GOAL :: Say how many lines contain "battery"; the answer is the number alone.
** START ENTRIES SHOWN **
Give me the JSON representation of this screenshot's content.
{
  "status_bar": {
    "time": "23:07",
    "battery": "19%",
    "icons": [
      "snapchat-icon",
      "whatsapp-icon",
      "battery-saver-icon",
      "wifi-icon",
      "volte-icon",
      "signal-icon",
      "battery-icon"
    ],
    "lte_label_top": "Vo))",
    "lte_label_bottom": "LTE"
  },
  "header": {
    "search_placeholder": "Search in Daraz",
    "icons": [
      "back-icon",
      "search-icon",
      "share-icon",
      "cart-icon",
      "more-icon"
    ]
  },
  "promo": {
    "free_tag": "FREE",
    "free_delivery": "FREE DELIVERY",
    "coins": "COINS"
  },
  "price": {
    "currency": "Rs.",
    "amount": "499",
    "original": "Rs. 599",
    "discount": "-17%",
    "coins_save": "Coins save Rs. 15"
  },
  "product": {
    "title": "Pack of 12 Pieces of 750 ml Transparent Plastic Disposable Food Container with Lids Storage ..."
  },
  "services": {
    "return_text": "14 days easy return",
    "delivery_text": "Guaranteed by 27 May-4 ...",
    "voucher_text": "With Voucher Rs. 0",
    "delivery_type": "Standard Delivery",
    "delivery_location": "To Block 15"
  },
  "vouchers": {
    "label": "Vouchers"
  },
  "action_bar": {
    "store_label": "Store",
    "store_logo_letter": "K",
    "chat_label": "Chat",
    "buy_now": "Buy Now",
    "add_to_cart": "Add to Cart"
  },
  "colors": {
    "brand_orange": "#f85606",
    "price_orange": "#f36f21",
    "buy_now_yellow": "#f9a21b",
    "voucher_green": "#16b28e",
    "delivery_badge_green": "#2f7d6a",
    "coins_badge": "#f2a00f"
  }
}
** END ENTRIES SHOWN **
ANSWER TO THIS EXERCISE :: 3